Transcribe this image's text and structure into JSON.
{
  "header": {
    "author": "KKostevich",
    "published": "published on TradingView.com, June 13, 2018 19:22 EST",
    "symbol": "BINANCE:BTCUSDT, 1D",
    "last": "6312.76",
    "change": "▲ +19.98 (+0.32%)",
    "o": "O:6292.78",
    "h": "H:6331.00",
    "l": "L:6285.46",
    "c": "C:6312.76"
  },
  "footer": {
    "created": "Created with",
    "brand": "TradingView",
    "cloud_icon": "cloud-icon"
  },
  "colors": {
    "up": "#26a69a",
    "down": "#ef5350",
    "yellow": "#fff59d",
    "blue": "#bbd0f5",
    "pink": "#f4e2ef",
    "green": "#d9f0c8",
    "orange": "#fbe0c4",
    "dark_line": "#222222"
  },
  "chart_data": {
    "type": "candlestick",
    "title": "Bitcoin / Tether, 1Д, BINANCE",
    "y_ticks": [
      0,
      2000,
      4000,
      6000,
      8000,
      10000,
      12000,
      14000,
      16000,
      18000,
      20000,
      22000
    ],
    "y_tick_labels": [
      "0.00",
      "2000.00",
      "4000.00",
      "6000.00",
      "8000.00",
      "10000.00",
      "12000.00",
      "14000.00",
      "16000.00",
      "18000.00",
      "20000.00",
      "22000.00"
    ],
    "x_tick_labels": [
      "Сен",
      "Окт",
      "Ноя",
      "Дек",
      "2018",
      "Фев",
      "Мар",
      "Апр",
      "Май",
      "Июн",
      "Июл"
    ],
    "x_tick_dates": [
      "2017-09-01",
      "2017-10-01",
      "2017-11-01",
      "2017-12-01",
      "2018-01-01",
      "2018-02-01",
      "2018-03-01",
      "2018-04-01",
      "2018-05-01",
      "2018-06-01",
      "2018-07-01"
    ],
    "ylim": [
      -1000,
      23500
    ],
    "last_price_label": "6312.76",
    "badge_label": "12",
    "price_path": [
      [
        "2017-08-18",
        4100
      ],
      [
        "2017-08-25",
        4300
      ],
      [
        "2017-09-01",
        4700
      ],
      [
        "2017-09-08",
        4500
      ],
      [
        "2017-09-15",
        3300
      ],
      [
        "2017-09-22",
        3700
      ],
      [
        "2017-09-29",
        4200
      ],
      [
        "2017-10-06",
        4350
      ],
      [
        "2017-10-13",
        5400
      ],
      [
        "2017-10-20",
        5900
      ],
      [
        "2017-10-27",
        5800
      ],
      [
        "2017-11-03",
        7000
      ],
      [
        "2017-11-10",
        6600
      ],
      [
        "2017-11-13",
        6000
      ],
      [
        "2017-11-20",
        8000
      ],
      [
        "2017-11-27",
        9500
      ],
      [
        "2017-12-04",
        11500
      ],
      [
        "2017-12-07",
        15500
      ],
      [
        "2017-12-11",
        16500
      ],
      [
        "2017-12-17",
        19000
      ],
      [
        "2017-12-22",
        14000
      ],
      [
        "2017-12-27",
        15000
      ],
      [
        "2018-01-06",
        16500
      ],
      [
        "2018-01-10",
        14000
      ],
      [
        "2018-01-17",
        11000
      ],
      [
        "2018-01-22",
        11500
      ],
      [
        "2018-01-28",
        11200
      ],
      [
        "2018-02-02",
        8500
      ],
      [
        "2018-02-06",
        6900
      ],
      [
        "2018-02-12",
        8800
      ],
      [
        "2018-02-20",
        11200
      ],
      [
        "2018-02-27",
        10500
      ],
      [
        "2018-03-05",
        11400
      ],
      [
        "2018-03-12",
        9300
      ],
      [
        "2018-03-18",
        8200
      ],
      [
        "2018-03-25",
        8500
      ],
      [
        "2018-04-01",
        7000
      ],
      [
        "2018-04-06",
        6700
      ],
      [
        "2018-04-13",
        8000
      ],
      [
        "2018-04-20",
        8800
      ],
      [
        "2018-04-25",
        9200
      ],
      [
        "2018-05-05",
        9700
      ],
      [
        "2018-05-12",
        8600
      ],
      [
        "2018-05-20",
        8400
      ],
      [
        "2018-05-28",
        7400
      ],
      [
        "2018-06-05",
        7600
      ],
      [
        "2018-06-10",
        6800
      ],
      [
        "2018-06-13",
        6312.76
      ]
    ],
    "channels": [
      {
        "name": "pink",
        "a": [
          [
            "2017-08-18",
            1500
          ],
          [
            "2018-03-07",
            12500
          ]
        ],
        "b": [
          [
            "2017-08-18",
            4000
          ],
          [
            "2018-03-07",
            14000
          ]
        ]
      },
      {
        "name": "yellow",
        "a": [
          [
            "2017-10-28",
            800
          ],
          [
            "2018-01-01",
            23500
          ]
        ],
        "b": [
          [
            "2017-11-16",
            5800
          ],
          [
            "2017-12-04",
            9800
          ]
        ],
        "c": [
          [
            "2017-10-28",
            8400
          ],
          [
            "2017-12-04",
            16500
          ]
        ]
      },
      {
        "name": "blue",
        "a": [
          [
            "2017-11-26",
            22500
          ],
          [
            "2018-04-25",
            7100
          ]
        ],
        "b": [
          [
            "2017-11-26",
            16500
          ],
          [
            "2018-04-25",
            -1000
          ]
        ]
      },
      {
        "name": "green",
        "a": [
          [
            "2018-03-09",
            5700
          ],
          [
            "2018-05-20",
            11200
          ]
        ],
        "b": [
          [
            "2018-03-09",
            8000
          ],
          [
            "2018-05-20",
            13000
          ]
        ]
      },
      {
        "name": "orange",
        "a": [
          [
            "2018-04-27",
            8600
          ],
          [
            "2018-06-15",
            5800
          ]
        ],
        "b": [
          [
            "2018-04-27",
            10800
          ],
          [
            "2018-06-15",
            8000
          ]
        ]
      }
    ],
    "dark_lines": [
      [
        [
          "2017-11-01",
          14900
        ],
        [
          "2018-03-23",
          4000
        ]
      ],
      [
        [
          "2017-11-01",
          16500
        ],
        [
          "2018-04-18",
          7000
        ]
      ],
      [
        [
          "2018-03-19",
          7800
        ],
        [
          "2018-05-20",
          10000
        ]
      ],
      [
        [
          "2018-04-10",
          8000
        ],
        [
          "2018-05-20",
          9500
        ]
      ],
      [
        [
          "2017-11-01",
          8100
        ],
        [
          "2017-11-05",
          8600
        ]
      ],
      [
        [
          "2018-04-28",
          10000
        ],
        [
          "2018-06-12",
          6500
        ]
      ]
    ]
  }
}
+ + +
Retype the listing exactly, in full.

Transcribe this image's text and structure into JSON.
{
  "header": {
    "author": "KKostevich",
    "published": "published on TradingView.com, June 13, 2018 19:22 EST",
    "symbol": "BINANCE:BTCUSDT, 1D",
    "last": "6312.76",
    "change": "▲ +19.98 (+0.32%)",
    "o": "O:6292.78",
    "h": "H:6331.00",
    "l": "L:6285.46",
    "c": "C:6312.76"
  },
  "footer": {
    "created": "Created with",
    "brand": "TradingView",
    "cloud_icon": "cloud-icon"
  },
  "colors": {
    "up": "#26a69a",
    "down": "#ef5350",
    "yellow": "#fff59d",
    "blue": "#bbd0f5",
    "pink": "#f4e2ef",
    "green": "#d9f0c8",
    "orange": "#fbe0c4",
    "dark_line": "#222222"
  },
  "chart_data": {
    "type": "candlestick",
    "title": "Bitcoin / Tether, 1Д, BINANCE",
    "y_ticks": [
      0,
      2000,
      4000,
      6000,
      8000,
      10000,
      12000,
      14000,
      16000,
      18000,
      20000,
      22000
    ],
    "y_tick_labels": [
      "0.00",
      "2000.00",
      "4000.00",
      "6000.00",
      "8000.00",
      "10000.00",
      "12000.00",
      "14000.00",
      "16000.00",
      "18000.00",
      "20000.00",
      "22000.00"
    ],
    "x_tick_labels": [
      "Сен",
      "Окт",
      "Ноя",
      "Дек",
      "2018",
      "Фев",
      "Мар",
      "Апр",
      "Май",
      "Июн",
      "Июл"
    ],
    "x_tick_dates": [
      "2017-09-01",
      "2017-10-01",
      "2017-11-01",
      "2017-12-01",
      "2018-01-01",
      "2018-02-01",
      "2018-03-01",
      "2018-04-01",
      "2018-05-01",
      "2018-06-01",
      "2018-07-01"
    ],
    "ylim": [
      -1000,
      23500
    ],
    "last_price_label": "6312.76",
    "badge_label": "12",
    "price_path": [
      [
        "2017-08-18",
        4100
      ],
      [
        "2017-08-25",
        4300
      ],
      [
        "2017-09-01",
        4700
      ],
      [
        "2017-09-08",
        4500
      ],
      [
        "2017-09-15",
        3300
      ],
      [
        "2017-09-22",
        3700
      ],
      [
        "2017-09-29",
        4200
      ],
      [
        "2017-10-06",
        4350
      ],
      [
        "2017-10-13",
        5400
      ],
      [
        "2017-10-20",
        5900
      ],
      [
        "2017-10-27",
        5800
      ],
      [
        "2017-11-03",
        7000
      ],
      [
        "2017-11-10",
        6600
      ],
      [
        "2017-11-13",
        6000
      ],
      [
        "2017-11-20",
        8000
      ],
      [
        "2017-11-27",
        9500
      ],
      [
        "2017-12-04",
        11500
      ],
      [
        "2017-12-07",
        15500
      ],
      [
        "2017-12-11",
        16500
      ],
      [
        "2017-12-17",
        19000
      ],
      [
        "2017-12-22",
        14000
      ],
      [
        "2017-12-27",
        15000
      ],
      [
        "2018-01-06",
        16500
      ],
      [
        "2018-01-10",
        14000
      ],
      [
        "2018-01-17",
        11000
      ],
      [
        "2018-01-22",
        11500
      ],
      [
        "2018-01-28",
        11200
      ],
      [
        "2018-02-02",
        8500
      ],
      [
        "2018-02-06",
        6900
      ],
      [
        "2018-02-12",
        8800
      ],
      [
        "2018-02-20",
        11200
      ],
      [
        "2018-02-27",
        10500
      ],
      [
        "2018-03-05",
        11400
      ],
      [
        "2018-03-12",
        9300
      ],
      [
        "2018-03-18",
        8200
      ],
      [
        "2018-03-25",
        8500
      ],
      [
        "2018-04-01",
        7000
      ],
      [
        "2018-04-06",
        6700
      ],
      [
        "2018-04-13",
        8000
      ],
      [
        "2018-04-20",
        8800
      ],
      [
        "2018-04-25",
        9200
      ],
      [
        "2018-05-05",
        9700
      ],
      [
        "2018-05-12",
        8600
      ],
      [
        "2018-05-20",
        8400
      ],
      [
        "2018-05-28",
        7400
      ],
      [
        "2018-06-05",
        7600
      ],
      [
        "2018-06-10",
        6800
      ],
      [
        "2018-06-13",
        6312.76
      ]
    ],
    "channels": [
      {
        "name": "pink",
        "a": [
          [
            "2017-08-18",
            1500
          ],
          [
            "2018-03-07",
            12500
          ]
        ],
        "b": [
          [
            "2017-08-18",
            4000
          ],
          [
            "2018-03-07",
            14000
          ]
        ]
      },
      {
        "name": "yellow",
        "a": [
          [
            "2017-10-28",
            800
          ],
          [
            "2018-01-01",
            23500
          ]
        ],
        "b": [
          [
            "2017-11-16",
            5800
          ],
          [
            "2017-12-04",
            9800
          ]
        ],
        "c": [
          [
            "2017-10-28",
            8400
          ],
          [
            "2017-12-04",
            16500
          ]
        ]
      },
      {
        "name": "blue",
        "a": [
          [
            "2017-11-26",
            22500
          ],
          [
            "2018-04-25",
            7100
          ]
        ],
        "b": [
          [
            "2017-11-26",
            16500
          ],
          [
            "2018-04-25",
            -1000
          ]
        ]
      },
      {
        "name": "green",
        "a": [
          [
            "2018-03-09",
            5700
          ],
          [
            "2018-05-20",
            11200
          ]
        ],
        "b": [
          [
            "2018-03-09",
            8000
          ],
          [
            "2018-05-20",
            13000
          ]
        ]
      },
      {
        "name": "orange",
        "a": [
          [
            "2018-04-27",
            8600
          ],
          [
            "2018-06-15",
            5800
          ]
        ],
        "b": [
          [
            "2018-04-27",
            10800
          ],
          [
            "2018-06-15",
            8000
          ]
        ]
      }
    ],
    "dark_lines": [
      [
        [
          "2017-11-01",
          14900
        ],
        [
          "2018-03-23",
          4000
        ]
      ],
      [
        [
          "2017-11-01",
          16500
        ],
        [
          "2018-04-18",
          7000
        ]
      ],
      [
        [
          "2018-03-19",
          7800
        ],
        [
          "2018-05-20",
          10000
        ]
      ],
      [
        [
          "2018-04-10",
          8000
        ],
        [
          "2018-05-20",
          9500
        ]
      ],
      [
        [
          "2017-11-01",
          8100
        ],
        [
          "2017-11-05",
          8600
        ]
      ],
      [
        [
          "2018-04-28",
          10000
        ],
        [
          "2018-06-12",
          6500
        ]
      ]
    ]
  }
}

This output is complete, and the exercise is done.